Aim:
In the data below, find each line containing the string "CREDIT" and return it.

(Dataset entries)
***

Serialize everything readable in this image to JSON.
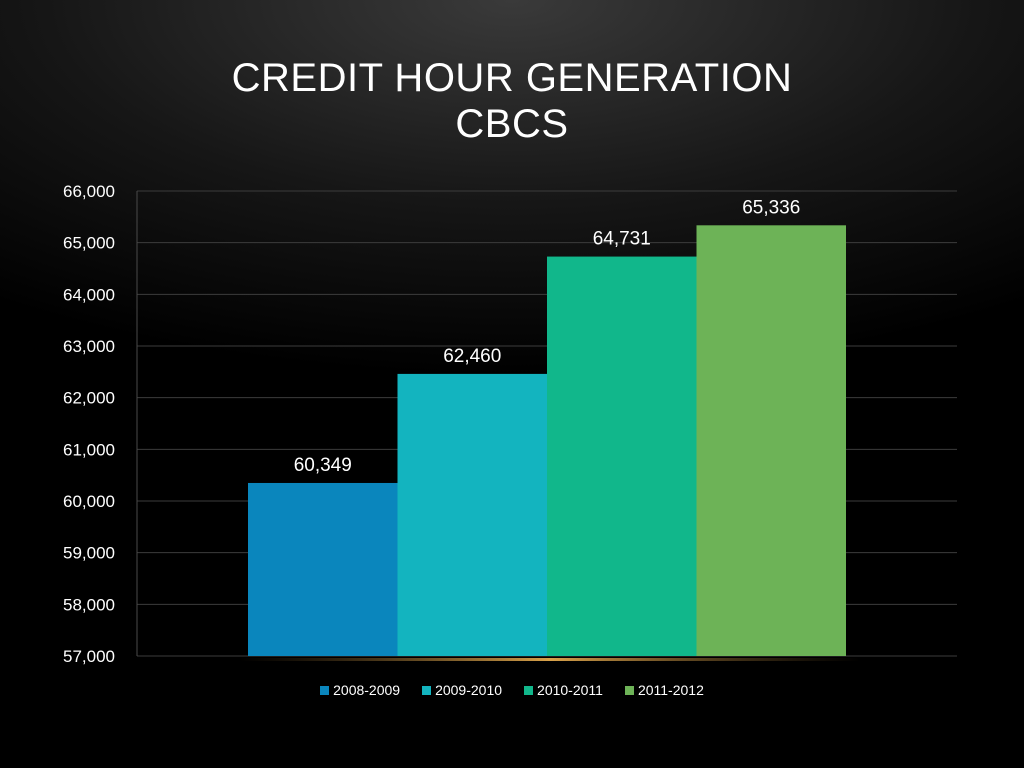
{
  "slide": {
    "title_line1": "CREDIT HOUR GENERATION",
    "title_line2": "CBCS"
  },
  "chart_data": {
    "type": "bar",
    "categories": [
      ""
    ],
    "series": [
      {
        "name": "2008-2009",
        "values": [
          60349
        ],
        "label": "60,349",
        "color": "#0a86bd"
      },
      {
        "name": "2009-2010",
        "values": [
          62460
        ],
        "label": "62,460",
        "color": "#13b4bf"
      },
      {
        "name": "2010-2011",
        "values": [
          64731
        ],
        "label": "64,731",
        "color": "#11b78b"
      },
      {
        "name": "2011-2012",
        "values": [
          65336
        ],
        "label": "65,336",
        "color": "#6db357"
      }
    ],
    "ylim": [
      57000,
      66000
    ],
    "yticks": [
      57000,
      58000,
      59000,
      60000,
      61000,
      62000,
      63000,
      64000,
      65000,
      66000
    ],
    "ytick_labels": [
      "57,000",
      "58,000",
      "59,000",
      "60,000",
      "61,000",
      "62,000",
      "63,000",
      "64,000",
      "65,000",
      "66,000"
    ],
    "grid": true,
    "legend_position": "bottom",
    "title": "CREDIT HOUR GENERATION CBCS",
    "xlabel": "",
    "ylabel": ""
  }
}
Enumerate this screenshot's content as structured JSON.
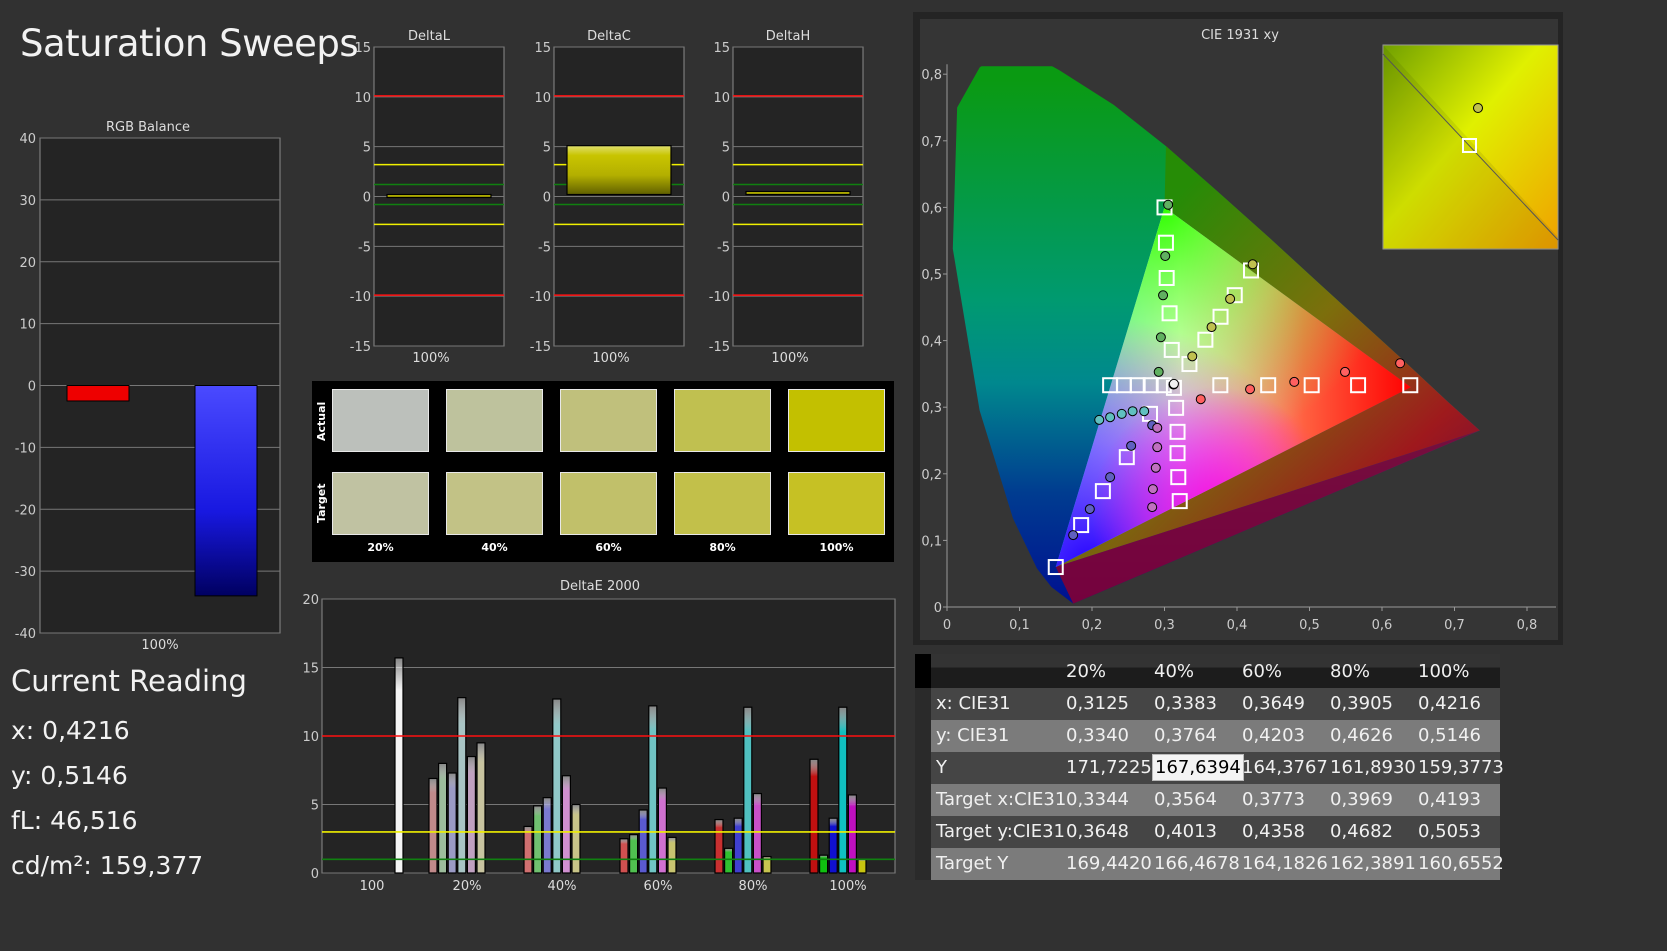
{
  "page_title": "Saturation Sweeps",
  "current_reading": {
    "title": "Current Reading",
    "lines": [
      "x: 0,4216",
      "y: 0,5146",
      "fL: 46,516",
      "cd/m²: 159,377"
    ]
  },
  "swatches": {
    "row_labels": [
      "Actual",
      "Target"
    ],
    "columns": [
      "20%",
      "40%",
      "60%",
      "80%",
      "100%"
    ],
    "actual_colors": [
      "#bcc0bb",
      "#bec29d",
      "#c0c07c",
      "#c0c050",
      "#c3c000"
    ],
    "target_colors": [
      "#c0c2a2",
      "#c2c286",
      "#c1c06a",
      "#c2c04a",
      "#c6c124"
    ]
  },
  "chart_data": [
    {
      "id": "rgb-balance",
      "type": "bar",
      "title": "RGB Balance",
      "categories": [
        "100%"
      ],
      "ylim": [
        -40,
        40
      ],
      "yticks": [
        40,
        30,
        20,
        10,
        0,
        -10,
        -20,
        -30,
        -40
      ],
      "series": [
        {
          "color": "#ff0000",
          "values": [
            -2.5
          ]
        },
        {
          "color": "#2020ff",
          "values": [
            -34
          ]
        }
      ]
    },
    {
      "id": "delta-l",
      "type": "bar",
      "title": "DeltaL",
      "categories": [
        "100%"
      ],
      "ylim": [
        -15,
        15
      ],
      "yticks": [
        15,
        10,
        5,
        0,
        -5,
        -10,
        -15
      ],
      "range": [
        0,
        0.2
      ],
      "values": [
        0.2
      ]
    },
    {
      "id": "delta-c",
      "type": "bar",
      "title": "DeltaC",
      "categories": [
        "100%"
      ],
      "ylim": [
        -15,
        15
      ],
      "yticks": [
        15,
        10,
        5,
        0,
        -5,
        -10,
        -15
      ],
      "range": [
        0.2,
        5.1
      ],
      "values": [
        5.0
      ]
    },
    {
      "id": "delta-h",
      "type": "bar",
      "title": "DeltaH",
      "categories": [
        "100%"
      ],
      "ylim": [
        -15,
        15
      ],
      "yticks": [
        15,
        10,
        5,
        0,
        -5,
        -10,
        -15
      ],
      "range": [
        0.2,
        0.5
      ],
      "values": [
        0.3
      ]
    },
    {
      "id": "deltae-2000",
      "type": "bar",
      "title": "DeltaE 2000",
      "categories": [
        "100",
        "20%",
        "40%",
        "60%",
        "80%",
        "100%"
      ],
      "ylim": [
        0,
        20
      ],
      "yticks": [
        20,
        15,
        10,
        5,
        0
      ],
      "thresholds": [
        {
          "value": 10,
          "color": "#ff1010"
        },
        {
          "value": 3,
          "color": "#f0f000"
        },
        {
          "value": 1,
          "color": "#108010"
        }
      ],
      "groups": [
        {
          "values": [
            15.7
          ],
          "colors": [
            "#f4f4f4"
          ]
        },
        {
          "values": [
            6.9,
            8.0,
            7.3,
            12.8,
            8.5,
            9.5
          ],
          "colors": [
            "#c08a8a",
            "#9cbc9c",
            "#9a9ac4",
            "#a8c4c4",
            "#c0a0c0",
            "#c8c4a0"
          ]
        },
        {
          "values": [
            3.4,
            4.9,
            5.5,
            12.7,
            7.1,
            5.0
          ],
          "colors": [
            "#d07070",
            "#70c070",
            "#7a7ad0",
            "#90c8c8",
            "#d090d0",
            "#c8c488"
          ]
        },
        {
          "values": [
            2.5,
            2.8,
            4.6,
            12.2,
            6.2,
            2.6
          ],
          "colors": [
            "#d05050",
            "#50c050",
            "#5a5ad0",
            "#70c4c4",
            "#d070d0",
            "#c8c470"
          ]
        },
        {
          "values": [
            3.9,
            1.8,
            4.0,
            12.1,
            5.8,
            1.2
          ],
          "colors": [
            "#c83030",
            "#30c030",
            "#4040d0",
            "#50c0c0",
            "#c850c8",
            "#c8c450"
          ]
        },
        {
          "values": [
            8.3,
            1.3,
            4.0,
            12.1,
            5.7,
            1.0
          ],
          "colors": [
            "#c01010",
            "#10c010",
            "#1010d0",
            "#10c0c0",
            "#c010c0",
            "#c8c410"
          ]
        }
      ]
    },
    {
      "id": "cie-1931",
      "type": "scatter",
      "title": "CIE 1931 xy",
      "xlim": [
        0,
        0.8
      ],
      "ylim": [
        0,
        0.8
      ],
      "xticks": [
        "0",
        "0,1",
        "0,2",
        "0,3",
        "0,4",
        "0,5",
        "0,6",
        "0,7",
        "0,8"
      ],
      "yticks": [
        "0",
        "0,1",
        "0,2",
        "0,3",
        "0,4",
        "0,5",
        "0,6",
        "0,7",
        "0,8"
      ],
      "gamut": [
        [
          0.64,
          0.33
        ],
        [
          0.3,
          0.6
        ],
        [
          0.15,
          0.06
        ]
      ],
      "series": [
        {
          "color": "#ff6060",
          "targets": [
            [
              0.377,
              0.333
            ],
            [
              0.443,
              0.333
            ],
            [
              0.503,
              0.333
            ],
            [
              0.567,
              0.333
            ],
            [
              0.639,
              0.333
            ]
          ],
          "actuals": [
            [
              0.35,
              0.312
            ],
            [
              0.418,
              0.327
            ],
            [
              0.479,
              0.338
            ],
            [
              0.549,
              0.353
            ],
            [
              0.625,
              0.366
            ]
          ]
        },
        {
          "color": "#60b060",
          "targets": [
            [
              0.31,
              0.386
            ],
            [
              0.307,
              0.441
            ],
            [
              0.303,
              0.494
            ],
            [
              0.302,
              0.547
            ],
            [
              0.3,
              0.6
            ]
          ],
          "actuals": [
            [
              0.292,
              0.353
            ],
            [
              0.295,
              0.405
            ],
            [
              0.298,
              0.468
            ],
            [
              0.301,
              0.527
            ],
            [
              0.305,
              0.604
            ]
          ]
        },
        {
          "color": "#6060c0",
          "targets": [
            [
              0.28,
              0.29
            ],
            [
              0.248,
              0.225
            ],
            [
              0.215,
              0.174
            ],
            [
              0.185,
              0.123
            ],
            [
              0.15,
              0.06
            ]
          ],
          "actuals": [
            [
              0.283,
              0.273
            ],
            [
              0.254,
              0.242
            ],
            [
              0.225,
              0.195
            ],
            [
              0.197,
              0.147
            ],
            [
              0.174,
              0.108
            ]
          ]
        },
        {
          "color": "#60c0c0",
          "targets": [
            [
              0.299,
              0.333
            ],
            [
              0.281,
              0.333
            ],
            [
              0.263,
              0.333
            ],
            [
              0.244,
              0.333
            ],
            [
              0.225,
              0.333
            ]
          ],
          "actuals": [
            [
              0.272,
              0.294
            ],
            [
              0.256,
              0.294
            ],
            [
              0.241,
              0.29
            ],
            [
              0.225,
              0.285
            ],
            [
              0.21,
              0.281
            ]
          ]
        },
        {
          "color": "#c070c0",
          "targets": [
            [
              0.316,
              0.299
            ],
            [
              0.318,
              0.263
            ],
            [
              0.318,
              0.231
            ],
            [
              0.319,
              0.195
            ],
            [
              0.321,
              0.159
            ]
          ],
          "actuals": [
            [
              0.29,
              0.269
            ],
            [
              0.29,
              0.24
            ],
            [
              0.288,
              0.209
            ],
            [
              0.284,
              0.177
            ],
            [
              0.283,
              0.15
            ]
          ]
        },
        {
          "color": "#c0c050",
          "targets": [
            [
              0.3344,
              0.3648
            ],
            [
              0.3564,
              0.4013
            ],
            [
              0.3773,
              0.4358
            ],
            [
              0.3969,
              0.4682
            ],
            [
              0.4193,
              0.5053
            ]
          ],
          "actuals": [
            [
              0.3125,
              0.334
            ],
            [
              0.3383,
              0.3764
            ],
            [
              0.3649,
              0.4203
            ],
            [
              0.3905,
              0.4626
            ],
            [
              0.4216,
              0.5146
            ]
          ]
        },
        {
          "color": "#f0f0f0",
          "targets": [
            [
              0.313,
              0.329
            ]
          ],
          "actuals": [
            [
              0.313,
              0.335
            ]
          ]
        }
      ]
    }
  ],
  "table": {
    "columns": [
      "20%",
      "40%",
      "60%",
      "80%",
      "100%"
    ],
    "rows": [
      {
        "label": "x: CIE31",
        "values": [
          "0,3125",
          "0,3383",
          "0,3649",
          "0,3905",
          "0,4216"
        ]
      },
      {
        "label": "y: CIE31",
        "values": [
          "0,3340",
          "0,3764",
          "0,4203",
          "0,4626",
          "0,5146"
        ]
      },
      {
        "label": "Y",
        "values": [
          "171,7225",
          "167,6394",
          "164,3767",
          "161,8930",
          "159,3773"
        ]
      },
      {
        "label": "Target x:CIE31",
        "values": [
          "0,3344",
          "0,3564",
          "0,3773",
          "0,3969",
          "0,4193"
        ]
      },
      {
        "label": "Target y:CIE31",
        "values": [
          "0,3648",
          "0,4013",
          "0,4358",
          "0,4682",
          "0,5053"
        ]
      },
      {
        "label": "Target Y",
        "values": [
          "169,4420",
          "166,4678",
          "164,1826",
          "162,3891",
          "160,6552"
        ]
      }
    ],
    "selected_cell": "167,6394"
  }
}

***

Reply:
    "title_line1": "CREDIT HOUR GENERATION",
    "title": "CREDIT HOUR GENERATION CBCS",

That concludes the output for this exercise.